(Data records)
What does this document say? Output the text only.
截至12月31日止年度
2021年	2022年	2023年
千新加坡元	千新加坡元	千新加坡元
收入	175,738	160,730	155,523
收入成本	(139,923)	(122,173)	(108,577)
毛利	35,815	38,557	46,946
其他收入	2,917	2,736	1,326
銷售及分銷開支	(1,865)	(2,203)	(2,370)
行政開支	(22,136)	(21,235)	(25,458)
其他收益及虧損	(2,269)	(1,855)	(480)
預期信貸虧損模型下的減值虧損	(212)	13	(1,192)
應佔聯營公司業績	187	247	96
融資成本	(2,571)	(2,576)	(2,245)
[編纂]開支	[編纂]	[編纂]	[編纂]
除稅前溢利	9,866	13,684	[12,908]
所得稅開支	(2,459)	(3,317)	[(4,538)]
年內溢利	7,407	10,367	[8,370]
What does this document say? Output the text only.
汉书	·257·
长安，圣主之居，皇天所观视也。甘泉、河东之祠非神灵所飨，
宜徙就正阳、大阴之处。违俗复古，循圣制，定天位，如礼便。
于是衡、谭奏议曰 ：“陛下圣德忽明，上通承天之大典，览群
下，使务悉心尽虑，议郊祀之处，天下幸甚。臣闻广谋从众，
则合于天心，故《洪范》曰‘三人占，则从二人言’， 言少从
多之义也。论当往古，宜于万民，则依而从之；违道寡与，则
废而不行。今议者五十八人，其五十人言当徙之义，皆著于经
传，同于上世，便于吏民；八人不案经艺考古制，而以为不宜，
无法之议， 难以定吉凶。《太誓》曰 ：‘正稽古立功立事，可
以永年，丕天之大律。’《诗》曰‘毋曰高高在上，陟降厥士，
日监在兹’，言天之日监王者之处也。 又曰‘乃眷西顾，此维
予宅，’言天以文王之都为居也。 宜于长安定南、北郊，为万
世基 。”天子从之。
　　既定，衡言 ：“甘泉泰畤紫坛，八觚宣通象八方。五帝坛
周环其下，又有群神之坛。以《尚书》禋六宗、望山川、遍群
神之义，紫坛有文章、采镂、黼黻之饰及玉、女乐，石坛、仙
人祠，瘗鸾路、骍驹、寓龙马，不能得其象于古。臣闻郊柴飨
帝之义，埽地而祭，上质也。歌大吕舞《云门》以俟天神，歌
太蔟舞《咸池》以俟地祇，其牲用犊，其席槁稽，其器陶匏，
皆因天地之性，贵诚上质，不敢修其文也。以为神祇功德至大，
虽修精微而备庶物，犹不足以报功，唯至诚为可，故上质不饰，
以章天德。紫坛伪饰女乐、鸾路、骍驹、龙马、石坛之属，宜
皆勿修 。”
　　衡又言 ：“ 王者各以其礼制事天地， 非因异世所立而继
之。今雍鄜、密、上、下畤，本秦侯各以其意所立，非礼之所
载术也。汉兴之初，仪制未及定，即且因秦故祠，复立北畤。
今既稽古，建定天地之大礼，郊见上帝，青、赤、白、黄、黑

▸ **YOUR GOAL**
Restate each record exactly as written.

▸ **ANSWER TO THE EXERCISE**
What does this document say? Output the text only.
截至12月31日止年度
2021年	2022年	2023年
千新加坡元	千新加坡元	千新加坡元
收入	175,738	160,730	155,523
收入成本	(139,923)	(122,173)	(108,577)
毛利	35,815	38,557	46,946
其他收入	2,917	2,736	1,326
銷售及分銷開支	(1,865)	(2,203)	(2,370)
行政開支	(22,136)	(21,235)	(25,458)
其他收益及虧損	(2,269)	(1,855)	(480)
預期信貸虧損模型下的減值虧損	(212)	13	(1,192)
應佔聯營公司業績	187	247	96
融資成本	(2,571)	(2,576)	(2,245)
[編纂]開支	[編纂]	[編纂]	[編纂]
除稅前溢利	9,866	13,684	[12,908]
所得稅開支	(2,459)	(3,317)	[(4,538)]
年內溢利	7,407	10,367	[8,370]
What does this document say? Output the text only.
汉书	·257·
长安，圣主之居，皇天所观视也。甘泉、河东之祠非神灵所飨，
宜徙就正阳、大阴之处。违俗复古，循圣制，定天位，如礼便。
于是衡、谭奏议曰 ：“陛下圣德忽明，上通承天之大典，览群
下，使务悉心尽虑，议郊祀之处，天下幸甚。臣闻广谋从众，
则合于天心，故《洪范》曰‘三人占，则从二人言’， 言少从
多之义也。论当往古，宜于万民，则依而从之；违道寡与，则
废而不行。今议者五十八人，其五十人言当徙之义，皆著于经
传，同于上世，便于吏民；八人不案经艺考古制，而以为不宜，
无法之议， 难以定吉凶。《太誓》曰 ：‘正稽古立功立事，可
以永年，丕天之大律。’《诗》曰‘毋曰高高在上，陟降厥士，
日监在兹’，言天之日监王者之处也。 又曰‘乃眷西顾，此维
予宅，’言天以文王之都为居也。 宜于长安定南、北郊，为万
世基 。”天子从之。
　　既定，衡言 ：“甘泉泰畤紫坛，八觚宣通象八方。五帝坛
周环其下，又有群神之坛。以《尚书》禋六宗、望山川、遍群
神之义，紫坛有文章、采镂、黼黻之饰及玉、女乐，石坛、仙
人祠，瘗鸾路、骍驹、寓龙马，不能得其象于古。臣闻郊柴飨
帝之义，埽地而祭，上质也。歌大吕舞《云门》以俟天神，歌
太蔟舞《咸池》以俟地祇，其牲用犊，其席槁稽，其器陶匏，
皆因天地之性，贵诚上质，不敢修其文也。以为神祇功德至大，
虽修精微而备庶物，犹不足以报功，唯至诚为可，故上质不饰，
以章天德。紫坛伪饰女乐、鸾路、骍驹、龙马、石坛之属，宜
皆勿修 。”
　　衡又言 ：“ 王者各以其礼制事天地， 非因异世所立而继
之。今雍鄜、密、上、下畤，本秦侯各以其意所立，非礼之所
载术也。汉兴之初，仪制未及定，即且因秦故祠，复立北畤。
今既稽古，建定天地之大礼，郊见上帝，青、赤、白、黄、黑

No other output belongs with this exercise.